[Data listing]

--*--

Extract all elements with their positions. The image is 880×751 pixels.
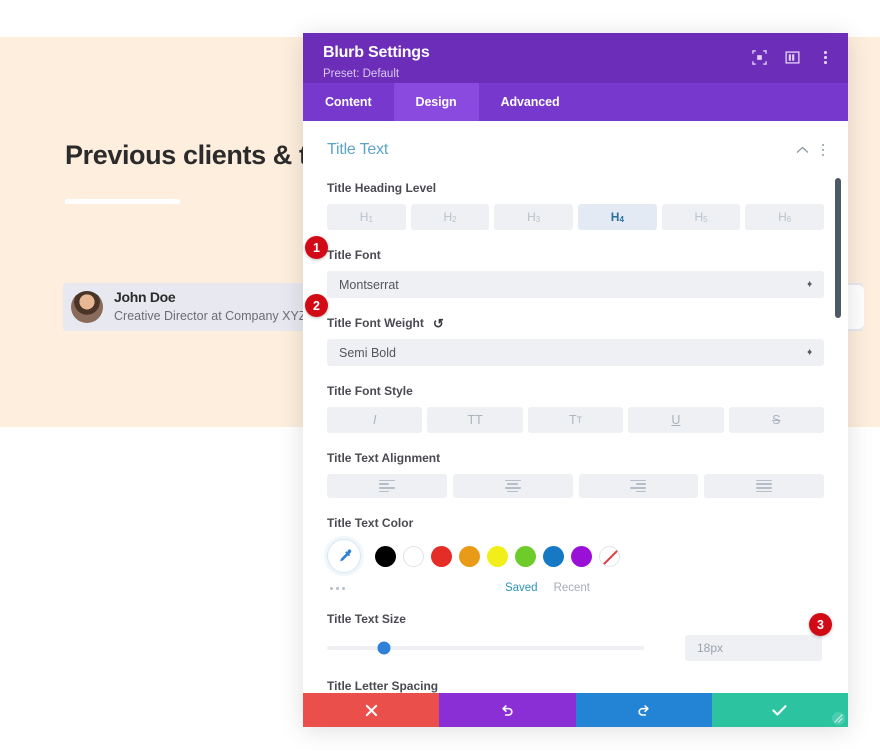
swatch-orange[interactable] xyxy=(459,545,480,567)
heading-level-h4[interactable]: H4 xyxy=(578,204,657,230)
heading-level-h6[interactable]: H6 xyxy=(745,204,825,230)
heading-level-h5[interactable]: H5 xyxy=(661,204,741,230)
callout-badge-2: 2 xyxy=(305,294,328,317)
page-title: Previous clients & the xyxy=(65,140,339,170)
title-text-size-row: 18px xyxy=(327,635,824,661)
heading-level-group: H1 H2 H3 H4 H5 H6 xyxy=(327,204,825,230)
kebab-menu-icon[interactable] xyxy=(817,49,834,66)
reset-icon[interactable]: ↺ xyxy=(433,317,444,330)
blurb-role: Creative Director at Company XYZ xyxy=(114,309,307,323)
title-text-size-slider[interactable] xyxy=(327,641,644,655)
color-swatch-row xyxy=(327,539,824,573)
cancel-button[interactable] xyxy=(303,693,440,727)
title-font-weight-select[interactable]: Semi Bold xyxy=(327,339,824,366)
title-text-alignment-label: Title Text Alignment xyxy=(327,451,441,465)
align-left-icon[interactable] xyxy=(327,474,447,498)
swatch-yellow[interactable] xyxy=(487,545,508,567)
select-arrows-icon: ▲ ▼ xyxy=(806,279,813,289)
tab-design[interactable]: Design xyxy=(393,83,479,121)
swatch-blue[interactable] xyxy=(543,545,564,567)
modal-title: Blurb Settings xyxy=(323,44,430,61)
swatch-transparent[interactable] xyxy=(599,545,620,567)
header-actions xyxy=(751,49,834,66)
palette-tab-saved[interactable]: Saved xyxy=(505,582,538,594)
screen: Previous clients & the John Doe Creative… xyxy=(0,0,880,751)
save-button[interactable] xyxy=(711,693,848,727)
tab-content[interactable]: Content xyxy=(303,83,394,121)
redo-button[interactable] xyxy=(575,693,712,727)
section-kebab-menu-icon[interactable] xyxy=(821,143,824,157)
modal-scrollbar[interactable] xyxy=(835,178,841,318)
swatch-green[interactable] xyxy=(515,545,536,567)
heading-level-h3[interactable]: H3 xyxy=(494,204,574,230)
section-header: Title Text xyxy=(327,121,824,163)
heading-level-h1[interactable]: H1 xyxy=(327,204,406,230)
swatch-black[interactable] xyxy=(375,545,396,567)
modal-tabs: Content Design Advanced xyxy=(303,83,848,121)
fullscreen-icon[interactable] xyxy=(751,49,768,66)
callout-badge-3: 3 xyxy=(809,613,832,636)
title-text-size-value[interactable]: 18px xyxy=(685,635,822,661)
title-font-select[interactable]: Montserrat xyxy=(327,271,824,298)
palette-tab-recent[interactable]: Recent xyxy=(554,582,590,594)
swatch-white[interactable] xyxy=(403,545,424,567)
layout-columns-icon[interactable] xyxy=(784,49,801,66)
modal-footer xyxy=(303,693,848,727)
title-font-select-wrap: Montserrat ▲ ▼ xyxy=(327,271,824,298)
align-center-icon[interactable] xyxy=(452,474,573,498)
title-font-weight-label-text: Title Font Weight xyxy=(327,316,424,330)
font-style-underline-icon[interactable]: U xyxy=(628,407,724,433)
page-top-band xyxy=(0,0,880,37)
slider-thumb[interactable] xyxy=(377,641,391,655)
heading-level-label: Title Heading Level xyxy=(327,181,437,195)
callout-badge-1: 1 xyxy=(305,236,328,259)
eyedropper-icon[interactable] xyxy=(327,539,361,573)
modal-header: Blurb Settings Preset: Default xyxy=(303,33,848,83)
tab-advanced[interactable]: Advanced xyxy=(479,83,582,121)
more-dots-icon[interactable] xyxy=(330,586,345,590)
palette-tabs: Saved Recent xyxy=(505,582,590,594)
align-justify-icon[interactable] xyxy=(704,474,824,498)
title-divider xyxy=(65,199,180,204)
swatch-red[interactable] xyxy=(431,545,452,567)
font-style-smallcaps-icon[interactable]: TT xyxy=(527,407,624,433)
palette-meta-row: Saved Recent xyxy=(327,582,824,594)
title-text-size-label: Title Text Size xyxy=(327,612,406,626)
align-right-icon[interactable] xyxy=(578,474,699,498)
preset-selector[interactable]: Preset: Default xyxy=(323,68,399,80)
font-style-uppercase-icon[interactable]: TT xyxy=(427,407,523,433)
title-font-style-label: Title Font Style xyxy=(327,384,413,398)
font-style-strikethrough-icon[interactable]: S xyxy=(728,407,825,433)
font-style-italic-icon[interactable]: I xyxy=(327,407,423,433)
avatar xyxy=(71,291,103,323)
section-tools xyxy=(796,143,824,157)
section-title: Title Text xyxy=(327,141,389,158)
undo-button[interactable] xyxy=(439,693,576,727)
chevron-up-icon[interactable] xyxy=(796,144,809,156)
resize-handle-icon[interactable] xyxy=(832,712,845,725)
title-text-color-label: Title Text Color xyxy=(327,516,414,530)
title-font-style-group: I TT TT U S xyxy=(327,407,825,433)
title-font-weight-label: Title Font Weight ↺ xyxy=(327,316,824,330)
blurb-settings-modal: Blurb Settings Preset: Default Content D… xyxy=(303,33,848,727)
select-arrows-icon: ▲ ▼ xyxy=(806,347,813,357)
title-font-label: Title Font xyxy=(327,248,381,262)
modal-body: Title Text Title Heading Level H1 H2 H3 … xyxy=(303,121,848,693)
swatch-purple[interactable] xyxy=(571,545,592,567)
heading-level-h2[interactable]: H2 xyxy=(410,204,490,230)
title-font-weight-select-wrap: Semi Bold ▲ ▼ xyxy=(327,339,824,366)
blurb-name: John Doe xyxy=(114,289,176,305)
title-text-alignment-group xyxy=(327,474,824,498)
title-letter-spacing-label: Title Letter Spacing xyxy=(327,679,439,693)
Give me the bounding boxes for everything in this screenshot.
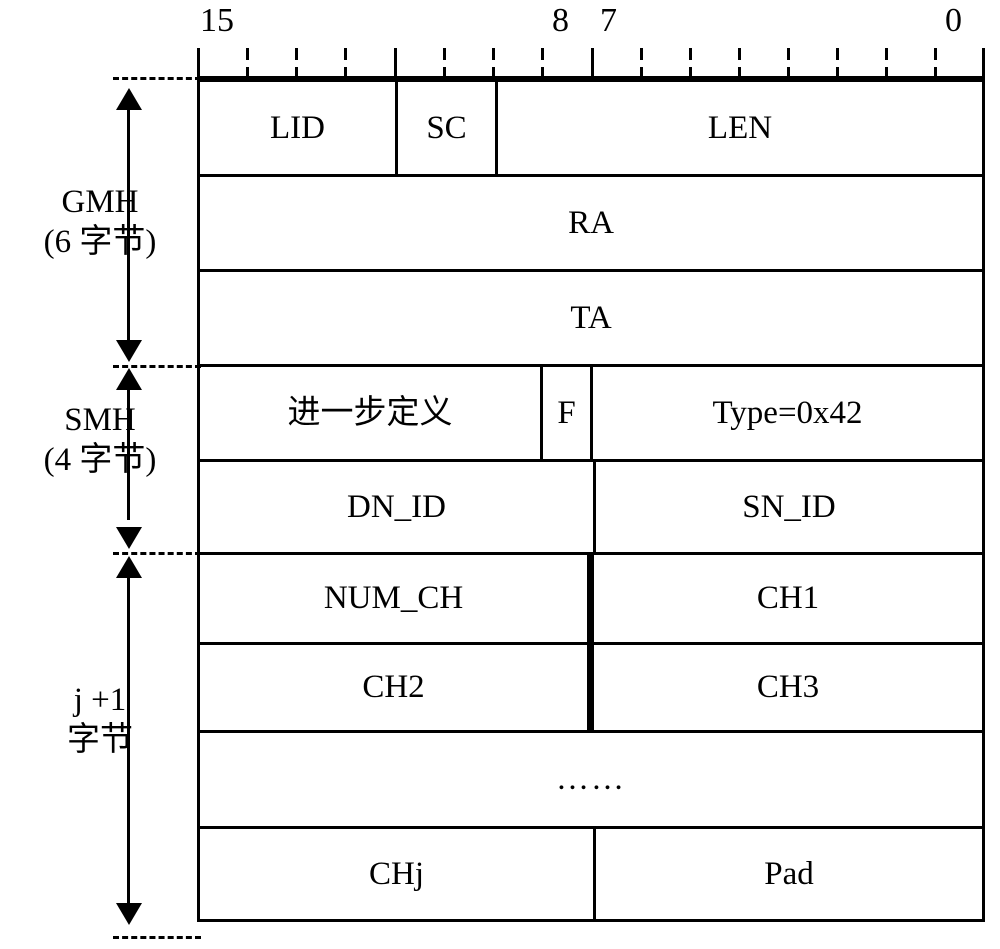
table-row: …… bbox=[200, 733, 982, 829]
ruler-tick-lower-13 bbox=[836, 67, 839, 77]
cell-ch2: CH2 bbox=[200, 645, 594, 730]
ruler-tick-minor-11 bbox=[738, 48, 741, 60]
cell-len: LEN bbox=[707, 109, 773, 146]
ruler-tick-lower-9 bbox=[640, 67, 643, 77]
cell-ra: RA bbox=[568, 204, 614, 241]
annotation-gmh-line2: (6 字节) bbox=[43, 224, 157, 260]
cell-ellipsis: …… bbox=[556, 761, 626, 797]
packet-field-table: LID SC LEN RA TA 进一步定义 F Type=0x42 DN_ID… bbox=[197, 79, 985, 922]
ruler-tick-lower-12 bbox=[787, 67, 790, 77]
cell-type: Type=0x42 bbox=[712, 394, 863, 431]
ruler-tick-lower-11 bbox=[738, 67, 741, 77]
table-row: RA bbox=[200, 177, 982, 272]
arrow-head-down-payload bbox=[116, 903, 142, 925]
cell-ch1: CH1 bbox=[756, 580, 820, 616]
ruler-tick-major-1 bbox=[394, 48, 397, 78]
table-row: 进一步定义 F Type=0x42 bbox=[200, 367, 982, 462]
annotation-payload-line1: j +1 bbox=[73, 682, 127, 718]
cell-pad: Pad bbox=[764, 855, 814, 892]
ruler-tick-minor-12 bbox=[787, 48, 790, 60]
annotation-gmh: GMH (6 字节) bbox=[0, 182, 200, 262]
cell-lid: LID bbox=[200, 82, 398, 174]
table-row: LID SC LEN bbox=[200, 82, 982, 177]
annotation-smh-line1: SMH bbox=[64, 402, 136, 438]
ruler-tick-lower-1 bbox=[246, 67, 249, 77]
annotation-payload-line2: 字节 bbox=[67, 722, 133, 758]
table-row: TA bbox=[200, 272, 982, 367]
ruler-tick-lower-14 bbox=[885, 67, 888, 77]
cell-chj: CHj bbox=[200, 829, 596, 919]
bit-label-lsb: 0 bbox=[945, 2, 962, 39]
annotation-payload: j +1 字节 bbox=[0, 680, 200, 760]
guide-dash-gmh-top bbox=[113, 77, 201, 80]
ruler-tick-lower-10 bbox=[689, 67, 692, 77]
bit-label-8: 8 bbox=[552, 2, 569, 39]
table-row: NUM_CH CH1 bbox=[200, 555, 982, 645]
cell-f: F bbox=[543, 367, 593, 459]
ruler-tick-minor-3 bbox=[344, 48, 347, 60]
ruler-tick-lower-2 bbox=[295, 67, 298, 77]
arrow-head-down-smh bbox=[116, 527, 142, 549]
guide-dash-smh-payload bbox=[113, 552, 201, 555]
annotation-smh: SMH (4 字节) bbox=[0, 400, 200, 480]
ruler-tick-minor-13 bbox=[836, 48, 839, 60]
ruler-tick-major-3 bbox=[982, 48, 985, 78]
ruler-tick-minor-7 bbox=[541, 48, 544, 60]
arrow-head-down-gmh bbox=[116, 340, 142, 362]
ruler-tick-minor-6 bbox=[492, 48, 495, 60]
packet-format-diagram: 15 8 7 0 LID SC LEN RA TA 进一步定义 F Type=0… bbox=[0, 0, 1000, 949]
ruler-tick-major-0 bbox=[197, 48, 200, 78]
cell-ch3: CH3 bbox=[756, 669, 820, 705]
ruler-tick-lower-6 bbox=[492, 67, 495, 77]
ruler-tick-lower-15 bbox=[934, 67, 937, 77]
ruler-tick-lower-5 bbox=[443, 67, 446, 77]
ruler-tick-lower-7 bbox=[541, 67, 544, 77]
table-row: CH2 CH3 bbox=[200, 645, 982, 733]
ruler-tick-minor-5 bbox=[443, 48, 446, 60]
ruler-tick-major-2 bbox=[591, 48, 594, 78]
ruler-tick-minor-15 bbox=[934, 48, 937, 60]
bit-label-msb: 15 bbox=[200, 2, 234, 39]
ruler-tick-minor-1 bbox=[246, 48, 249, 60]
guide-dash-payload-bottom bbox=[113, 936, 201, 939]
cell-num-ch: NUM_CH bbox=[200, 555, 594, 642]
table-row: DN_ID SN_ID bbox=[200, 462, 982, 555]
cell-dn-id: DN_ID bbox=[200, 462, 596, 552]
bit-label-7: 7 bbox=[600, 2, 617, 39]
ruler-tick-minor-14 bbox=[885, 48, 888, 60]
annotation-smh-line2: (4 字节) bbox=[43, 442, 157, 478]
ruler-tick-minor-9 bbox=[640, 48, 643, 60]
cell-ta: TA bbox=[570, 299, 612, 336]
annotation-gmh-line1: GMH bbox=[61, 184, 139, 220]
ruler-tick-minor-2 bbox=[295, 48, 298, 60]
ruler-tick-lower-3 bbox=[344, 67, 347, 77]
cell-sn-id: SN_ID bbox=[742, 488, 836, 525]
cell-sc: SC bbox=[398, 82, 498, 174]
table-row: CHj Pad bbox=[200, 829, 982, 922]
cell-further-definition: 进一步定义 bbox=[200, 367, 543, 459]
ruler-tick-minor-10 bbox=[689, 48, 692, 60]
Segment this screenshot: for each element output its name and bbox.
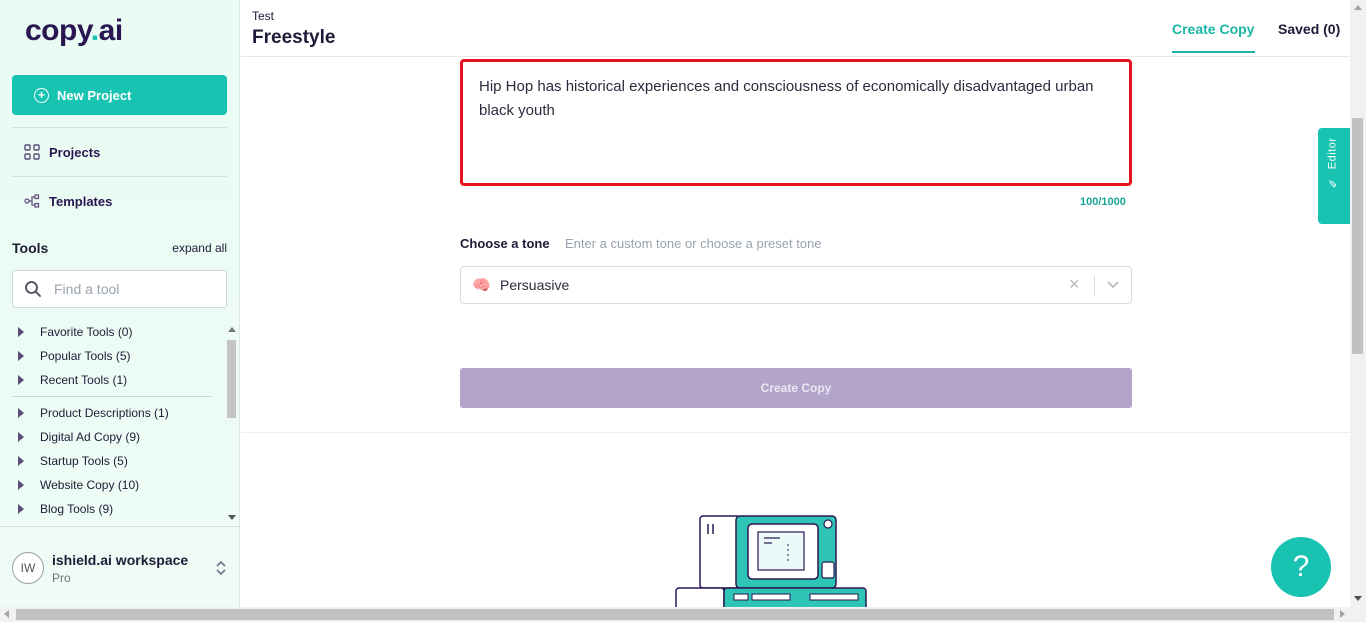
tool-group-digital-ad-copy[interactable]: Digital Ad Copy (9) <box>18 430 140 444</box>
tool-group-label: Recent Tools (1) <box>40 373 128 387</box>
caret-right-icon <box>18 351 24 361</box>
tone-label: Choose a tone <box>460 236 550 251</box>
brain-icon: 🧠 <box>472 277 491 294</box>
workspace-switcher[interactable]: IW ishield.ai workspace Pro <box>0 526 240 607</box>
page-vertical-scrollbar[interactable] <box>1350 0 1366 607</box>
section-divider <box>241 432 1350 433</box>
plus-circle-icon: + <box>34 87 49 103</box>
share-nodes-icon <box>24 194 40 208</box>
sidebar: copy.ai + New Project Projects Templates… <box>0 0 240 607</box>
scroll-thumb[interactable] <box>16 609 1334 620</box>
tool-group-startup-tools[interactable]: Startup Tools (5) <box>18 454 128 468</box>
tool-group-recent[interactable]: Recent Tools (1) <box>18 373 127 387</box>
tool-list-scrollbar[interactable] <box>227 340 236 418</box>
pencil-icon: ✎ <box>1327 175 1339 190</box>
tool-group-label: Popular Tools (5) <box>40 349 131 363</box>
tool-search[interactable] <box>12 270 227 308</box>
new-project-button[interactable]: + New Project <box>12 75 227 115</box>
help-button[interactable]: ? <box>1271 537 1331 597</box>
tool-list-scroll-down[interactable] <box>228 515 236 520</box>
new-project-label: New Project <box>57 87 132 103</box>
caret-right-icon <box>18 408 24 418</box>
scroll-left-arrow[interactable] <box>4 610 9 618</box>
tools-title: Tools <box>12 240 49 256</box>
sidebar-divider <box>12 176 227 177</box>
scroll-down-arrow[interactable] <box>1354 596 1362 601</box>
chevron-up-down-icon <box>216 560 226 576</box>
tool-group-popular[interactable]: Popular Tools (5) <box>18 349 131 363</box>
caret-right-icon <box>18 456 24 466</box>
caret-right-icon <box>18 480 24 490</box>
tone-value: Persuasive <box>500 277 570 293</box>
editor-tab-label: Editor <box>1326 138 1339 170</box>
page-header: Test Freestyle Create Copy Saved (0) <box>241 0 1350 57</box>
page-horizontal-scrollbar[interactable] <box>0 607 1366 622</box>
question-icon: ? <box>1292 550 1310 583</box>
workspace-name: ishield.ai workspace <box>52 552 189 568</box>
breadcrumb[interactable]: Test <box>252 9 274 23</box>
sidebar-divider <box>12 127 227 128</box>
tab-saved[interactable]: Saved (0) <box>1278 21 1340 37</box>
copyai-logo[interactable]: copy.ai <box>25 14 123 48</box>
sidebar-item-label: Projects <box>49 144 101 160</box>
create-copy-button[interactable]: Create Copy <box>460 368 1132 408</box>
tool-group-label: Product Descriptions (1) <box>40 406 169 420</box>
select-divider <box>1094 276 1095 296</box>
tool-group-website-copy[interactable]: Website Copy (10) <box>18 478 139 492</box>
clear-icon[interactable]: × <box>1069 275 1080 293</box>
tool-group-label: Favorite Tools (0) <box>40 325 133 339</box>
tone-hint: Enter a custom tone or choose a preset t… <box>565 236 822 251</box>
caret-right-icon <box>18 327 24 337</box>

--*--

#### [What you are asked to do]
How many lines of the entries contain the word "Content"? Reply with the number alone.

#### [Problem solution]
3